Le prestige d’antan du Cours Belsunce

Quand on évoque le Cours Belsunce aux Marseillais, ils pensent immédiatement à un grand capharnaüm. Même l’arrivée du tramway et la requalification des espaces publics n’y a pour ainsi dire rien fait. Il faut dire que l’architecture des bâtiments qui le bordent est plutôt chaotique. Et pourtant, il n’en a pas toujours été ainsi, loin de là !

Vous êtes à l'angle de la Canebière et du Cours Belsunce ? C'est parfait, c'est ici que vous apprécierez le mieux l'histoire du Cours de Marseille.

Le Cours de Marseille, c’est l’ancien nom de cette promenade qui se déroule perpendiculairement à la Canebière. Au Moyen-âge, à peu près à cet endroit, se dressait la Porte Réale. Il s’agissait d’une porte dans les anciens remparts. Marseille se contraint alors dans une enceinte encerclant 70 ha seulement. À cette époque, le Cours Belsunce n’existe pas : s’étale ici depuis le XIVème siècle un glacis militaire. Il buttait, à l’Ouest, sur l’enceinte de la ville ; du côté des faubourgs s’étaient installées auberges et fontaines.

Quand Louis XIV arrive à Marseille, après avoir maté l’insurrection, il décide d’entreprendre de grands travaux. Il s’agit de la première très grande opération urbaine que subira Marseille, comparable aux percées haussmanniennes qui interviendront deux cent ans plus tard. Les anciens remparts sont abattus, et le Roi ordonne l’urbanisation de la ville vers l’Est et le Sud. L’opération urbaine sera gérée par le bureau d’agrandissement, crée en août 1669.

Le projet urbain est dessiné par les architectes Mathieu Portal et Gaspard Puget, frère de l’architecte Pierre Puget. Ils décident des futurs alignements et proposent de relier les rues de part et d’autre de l’ancienne enceinte démolie.

_ _ _ _ _

## TÂCHES À RÉALISER:
a) Transposez en liste JSON de chaînes les lignes du jeu de données, à raison d'une chaîne par ligne et sans les lignes vides. Commencez à la ligne qui contient "data-point bbox=[226, 237, 236, 247]" et arrêtez-vous après celle qui contient "legend-marker bbox=[92, 50, 104, 62]".
b) Prolongez le texte consacré au Cours Belsunce à partir de sa dernière phrase.

Données de position des éléments
_ _ _ _ _

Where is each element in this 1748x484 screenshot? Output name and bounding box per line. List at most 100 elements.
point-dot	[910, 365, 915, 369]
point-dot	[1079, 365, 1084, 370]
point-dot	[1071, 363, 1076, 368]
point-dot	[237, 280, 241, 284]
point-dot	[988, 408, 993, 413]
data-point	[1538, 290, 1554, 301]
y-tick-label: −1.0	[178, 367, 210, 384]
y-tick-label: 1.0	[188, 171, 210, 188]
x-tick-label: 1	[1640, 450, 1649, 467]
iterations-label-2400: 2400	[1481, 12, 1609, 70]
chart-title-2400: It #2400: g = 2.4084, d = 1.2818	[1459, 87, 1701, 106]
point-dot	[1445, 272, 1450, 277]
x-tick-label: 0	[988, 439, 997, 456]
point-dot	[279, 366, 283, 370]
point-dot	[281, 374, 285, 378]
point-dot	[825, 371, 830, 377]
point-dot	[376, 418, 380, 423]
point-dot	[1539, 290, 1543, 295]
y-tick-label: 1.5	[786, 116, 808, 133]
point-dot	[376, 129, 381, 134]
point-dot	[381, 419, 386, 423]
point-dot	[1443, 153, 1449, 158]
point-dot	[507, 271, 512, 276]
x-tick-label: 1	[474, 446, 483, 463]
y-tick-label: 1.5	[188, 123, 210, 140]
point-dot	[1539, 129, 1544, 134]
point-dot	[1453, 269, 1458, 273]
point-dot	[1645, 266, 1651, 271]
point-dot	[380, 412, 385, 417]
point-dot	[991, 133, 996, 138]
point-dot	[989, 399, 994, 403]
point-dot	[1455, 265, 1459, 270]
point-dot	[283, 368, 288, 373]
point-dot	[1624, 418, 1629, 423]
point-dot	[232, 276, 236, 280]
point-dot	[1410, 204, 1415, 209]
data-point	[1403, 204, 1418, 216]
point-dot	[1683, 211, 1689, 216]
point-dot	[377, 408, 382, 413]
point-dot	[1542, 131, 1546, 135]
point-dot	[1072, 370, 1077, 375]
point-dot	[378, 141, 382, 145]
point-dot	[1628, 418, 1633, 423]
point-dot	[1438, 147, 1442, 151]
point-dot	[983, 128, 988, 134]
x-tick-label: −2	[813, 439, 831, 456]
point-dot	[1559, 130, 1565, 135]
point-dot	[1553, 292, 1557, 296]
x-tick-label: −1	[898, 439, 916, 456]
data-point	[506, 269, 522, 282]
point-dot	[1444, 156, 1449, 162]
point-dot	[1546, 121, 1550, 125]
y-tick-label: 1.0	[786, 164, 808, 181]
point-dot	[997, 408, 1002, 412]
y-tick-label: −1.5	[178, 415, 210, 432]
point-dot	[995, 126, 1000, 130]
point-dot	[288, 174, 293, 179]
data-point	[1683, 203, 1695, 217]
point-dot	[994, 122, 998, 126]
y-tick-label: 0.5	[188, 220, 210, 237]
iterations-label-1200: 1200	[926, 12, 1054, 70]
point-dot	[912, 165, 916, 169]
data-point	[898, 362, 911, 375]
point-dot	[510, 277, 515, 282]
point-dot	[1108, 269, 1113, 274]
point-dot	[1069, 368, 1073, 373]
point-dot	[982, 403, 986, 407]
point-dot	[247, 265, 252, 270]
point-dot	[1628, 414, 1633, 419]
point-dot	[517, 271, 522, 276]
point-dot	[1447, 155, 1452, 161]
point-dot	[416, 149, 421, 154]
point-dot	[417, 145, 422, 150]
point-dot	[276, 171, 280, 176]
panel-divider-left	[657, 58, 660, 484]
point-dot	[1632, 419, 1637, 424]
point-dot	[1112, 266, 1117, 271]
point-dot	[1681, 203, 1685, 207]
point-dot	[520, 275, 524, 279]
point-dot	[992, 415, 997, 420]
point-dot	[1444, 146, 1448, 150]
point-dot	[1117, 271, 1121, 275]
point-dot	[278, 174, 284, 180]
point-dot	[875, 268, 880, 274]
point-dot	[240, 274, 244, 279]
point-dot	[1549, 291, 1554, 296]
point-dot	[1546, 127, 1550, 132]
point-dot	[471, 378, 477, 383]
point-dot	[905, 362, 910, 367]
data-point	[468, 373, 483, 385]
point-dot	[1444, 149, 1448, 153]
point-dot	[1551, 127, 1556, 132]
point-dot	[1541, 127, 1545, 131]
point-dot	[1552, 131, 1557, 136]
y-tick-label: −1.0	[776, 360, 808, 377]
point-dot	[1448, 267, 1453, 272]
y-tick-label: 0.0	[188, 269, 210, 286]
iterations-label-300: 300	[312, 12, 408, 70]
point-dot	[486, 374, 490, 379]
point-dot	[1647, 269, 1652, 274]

_ _ _ _ _

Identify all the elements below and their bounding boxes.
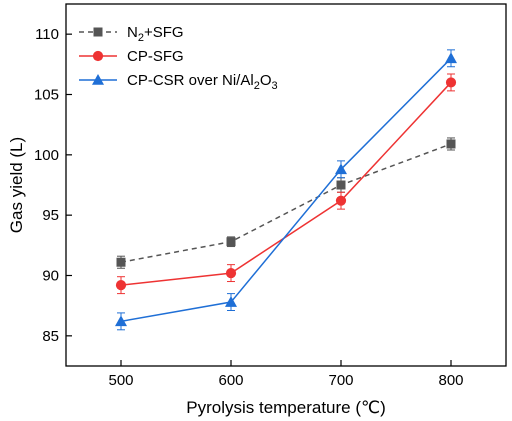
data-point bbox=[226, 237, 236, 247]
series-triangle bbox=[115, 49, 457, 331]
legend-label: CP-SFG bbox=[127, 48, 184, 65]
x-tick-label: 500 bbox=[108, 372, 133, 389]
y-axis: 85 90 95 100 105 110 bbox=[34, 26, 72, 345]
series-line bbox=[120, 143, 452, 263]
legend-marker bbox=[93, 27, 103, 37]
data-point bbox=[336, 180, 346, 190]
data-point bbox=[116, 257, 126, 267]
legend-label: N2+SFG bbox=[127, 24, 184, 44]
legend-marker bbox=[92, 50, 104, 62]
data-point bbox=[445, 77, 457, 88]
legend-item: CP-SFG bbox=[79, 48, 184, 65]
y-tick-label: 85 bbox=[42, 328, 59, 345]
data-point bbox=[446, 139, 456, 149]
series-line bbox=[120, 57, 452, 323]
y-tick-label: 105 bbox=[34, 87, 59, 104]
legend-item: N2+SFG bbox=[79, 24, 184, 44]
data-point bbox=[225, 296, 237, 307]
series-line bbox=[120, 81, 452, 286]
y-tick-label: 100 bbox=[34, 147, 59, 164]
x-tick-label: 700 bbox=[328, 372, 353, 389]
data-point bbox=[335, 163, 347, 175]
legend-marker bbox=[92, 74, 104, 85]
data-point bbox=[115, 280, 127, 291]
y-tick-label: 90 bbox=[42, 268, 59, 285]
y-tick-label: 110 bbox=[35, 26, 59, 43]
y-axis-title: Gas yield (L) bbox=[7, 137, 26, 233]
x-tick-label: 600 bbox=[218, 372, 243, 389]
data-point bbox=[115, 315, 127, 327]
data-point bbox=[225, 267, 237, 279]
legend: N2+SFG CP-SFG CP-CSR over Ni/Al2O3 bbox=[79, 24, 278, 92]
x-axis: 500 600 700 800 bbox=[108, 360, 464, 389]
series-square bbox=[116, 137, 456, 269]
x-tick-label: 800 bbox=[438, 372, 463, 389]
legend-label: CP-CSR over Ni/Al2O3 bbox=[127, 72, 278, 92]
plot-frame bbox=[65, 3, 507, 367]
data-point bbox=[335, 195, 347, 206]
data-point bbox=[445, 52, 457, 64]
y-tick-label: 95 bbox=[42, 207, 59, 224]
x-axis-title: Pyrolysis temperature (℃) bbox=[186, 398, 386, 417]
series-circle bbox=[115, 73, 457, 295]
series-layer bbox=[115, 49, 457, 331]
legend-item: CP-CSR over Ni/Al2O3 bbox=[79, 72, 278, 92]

_ _ _ _ _

## TÂCHES RÉSOLUES:
a)
[
  "data-point bbox=[226, 237, 236, 247]",
  "series-triangle bbox=[115, 49, 457, 331]",
  "legend-label: CP-SFG bbox=[127, 48, 184, 65]",
  "x-tick-label: 500 bbox=[108, 372, 133, 389]",
  "y-axis: 85 90 95 100 105 110 bbox=[34, 26, 72, 345]",
  "series-line bbox=[120, 143, 452, 263]",
  "legend-marker bbox=[93, 27, 103, 37]",
  "data-point bbox=[336, 180, 346, 190]",
  "data-point bbox=[116, 257, 126, 267]",
  "legend-label: N2+SFG bbox=[127, 24, 184, 44]",
  "legend-marker bbox=[92, 50, 104, 62]"
]

b)
Le Cours est d’emblée prévu dans le tracé de cette ville nouvelle. Il s’inscrit dans une longue perspective associant la rue d’Aix, au Nord, avec la rue de Rome, au Sud. Cette dernière ne comprend qu’une première partie, d’ici jusqu’à la Porte de Rome, approximativement à l’emplacement de la place de Rome actuelle. Par ses dimensions, 40m de large sur 400m de long, le Cours est un espace sans équivalent. L’objectif est de donner aux Marseillais un espace de prestige où ils pourront se promener et parler affaires. Aussi, l’architecture du Cours reprend les codes de classiques de l’époque. Fontaines et alignements d’arbres marquent la longue perspective.

Il est intéressant de noter que l’axe de développement de Marseille, dès cette époque et jusqu’à un passé récent, était un axe Nord-Sud, comme si la ville tournait le dos à son port. Le port n’est vu que comme un emplacement logistique, avec ses nombreux bateaux qui chargent et déchargent leurs marchandises sur les quais. Ceci restera vrai jusqu’au début du XXème siècle. Aujourd’hui, le projet urbain d’Euroméditerranée a au contraire l’ambition de reconquérir les ports, tant économiquement que spatialement. Progressivement le Cours perdra sa vocation de promenade, au profit de la Canebière et du Vieux-Port, comme en témoignent les travaux de requalification de ces dernières années.

Vue du Cours lors de la Peste de Marseille en 1720
Vue du Cours lors de la Peste de Marseille en 1720

Les travaux du Cours s’étalent essentiellement entre 1670 et 1685. Un modèle-type de maison est établi par le Conseil de la Ville, qui entend par là uniformiser les façades pour créer un fond de scène homogène. Les promeneurs doivent avoir l’illusion d’un très grand palais ordonné, alors qu’il s’agit en réalité de plusieurs maisons autonomes. Un gabarit est donc dressé : les constructions doivent être accolées, deux ou trois fenêtres par étage, et les hauteurs des bâtis doivent être identiques. Les fenêtres sont normées et alignées les unes aux autres. Pour allonger encore la perspective, on établit un modèle de corniches horizontales qui soulignent les rez-de-chaussée et les attiques.

Derrière le Cours, tout le quartier de Belsunce est construit sur un modèle baroque. La bourgeoisie occupe de petits immeubles donnant sur des jardins de cœurs d’îlots, avec souvent de petites maisons de fond de cour, anciennes dépendances destinées aux domestiques, ou à l’entreposage de matériel ou de carriole.

Avancez jusqu'à l'angle du Cours Belsunce et de la rue du Poids de la farine. Vous y verrez un magnifique pilastre à fût cannelé sur un puissant soubassement à bossage : c'est un maigre indice qui rappelle le faste de l'époque où le Cours a été aménagé, sous l'Ancien Régime.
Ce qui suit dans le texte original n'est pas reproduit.